GIVEN REQUEST: Of the lines listed below, how many contain the string "this"? Answer with the number alone.

(Some records)
━━━━━━━━━━━━━━━━━━━━━━━━━━━━━━

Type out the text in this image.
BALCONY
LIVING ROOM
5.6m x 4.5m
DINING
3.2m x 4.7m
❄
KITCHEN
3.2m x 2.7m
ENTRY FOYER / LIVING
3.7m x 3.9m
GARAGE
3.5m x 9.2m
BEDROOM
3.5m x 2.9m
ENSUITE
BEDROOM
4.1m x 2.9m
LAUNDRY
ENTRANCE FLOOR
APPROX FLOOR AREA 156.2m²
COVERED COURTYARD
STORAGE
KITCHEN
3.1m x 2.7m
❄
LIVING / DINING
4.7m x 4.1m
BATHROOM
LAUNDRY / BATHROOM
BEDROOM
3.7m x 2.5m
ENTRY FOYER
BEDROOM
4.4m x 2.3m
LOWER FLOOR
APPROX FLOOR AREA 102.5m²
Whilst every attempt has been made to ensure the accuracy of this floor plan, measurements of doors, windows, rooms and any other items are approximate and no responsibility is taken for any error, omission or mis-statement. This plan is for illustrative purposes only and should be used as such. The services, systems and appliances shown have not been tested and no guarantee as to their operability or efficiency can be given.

━━━━━━━━━━━━━━━━━━━━━━━━━━━━━━

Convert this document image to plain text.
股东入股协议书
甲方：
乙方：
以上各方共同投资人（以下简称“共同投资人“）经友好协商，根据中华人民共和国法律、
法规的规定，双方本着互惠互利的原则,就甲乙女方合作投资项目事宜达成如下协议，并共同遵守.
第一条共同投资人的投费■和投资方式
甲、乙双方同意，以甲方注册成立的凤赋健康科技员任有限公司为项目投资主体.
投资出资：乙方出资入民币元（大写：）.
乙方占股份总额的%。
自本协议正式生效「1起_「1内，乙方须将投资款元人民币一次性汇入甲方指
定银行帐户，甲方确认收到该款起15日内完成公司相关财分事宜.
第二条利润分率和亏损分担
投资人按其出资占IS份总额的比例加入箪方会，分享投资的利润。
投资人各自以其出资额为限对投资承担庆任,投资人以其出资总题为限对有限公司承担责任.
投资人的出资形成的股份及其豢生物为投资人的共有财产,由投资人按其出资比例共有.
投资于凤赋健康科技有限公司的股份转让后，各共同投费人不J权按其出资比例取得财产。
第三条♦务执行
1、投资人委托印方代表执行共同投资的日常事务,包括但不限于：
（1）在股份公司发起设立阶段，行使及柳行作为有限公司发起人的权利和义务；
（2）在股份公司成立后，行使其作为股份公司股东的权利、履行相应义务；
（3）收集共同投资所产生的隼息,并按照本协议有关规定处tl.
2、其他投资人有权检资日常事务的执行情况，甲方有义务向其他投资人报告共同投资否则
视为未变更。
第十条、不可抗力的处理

━━━━━━━━━━━━━━━━━━━━━━━━━━━━━━

EXERCISE OUTPUT: 3